> _DIRECTION A_: From the LibreOffice gallery project overview, print the stretch from "Hi! In this" through "as shown below." without any changes.
> _DIRECTION B_: In the LibreOffice gallery project overview, what is the third phase of the project called?

#### EXTRACTED TEXT

Google Summer of Code With LibreOffice — Project Overview

Project Title: Move the gallery code to use ZIP files

Aditya Sahu
The Startup

--

Hi! In this story I’m going to share the technical details about the project that I have undertaken this summer with LibreOffice.

The Objective

The project objective is to move the gallery code to use ZIP files — hence the name. Previously, the software used its custom built binary formats to store the information of gallery themes. These formats(like .sdg, .sdv, .thm, .str) have data stored inside of them which is not present in human friendly language. For example, arrows.str stores the name of the theme called Arrows, as shown below.

arrows.str

This example is the “most friendly” that binary files can get with user. If you don’t believe me, look at the figure below. It’s not readable by human, because it’s a binary file!

arrows.thm

So the primary objective of the project is to transform the binary files to human readable formats and enclose them into a ZIP file altogether. ZIP format is the standard encapsulation format and supports lossless data compression. This project will be a great improvement in the LibreOffice source code as gallery themes will finally be easily read and written. The developers will be benefited greatly from the project because it will be easier to resolve bugs, add improvements and features to the gallery. Let’s discuss the project phases.

While writing the proposal for the project, Tomaž Vajngerl (my mentor) and I had discussed a layout of the structure and how the project would be divided in different phases.

Phase 1: Unit Testing
Phase 2: Refactoring of code
Phase 3: Implementation of XML+ZIP Engine

Phase 1: Unit Testing

“It is to be observed that the refactoring phase should not affect the behaviour of the code. This will only be done to make the current code cleaner and easier to work with. To make sure that refactoring is done right, tests must be written.” -GSoC Proposal

To know the reason why the unit testing phase exists in the first place, it’s important to know a little bit about the following phase — refactoring of code.

A snapshot of the LibreOffice Gallery is shown below:

LibreOffice gallery

Previously, the code behind the module consisted of few classes like Gallery, GalleryTheme, GalleryThemeEntry, SgaObject, etc. These classes form the overall functionality of the gallery module. The only problem was that the classes dealt with all the functionalities by themselves which made the code mixed up, cumbersome and hard to maintain. The classes had member functions that contained the logic of the code, that stores the binary files and reads from the files as well.

########
#### SOURCE EXCERPT

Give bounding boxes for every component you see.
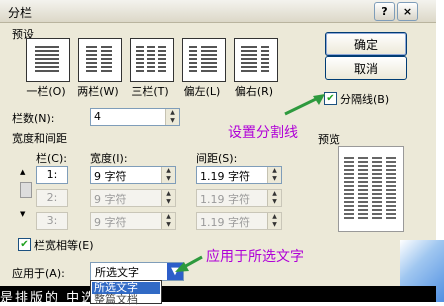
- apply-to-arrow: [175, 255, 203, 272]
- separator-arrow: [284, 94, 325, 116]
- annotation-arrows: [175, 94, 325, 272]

########

> _WORKED SOLUTION A_:
Hi! In this story I’m going to share the technical details about the project that I have undertaken this summer with LibreOffice.

The Objective

The project objective is to move the gallery code to use ZIP files — hence the name. Previously, the software used its custom built binary formats to store the information of gallery themes. These formats(like .sdg, .sdv, .thm, .str) have data stored inside of them which is not present in human friendly language. For example, arrows.str stores the name of the theme called Arrows, as shown below.

> _WORKED SOLUTION B_: Implementation of XML+ZIP Engine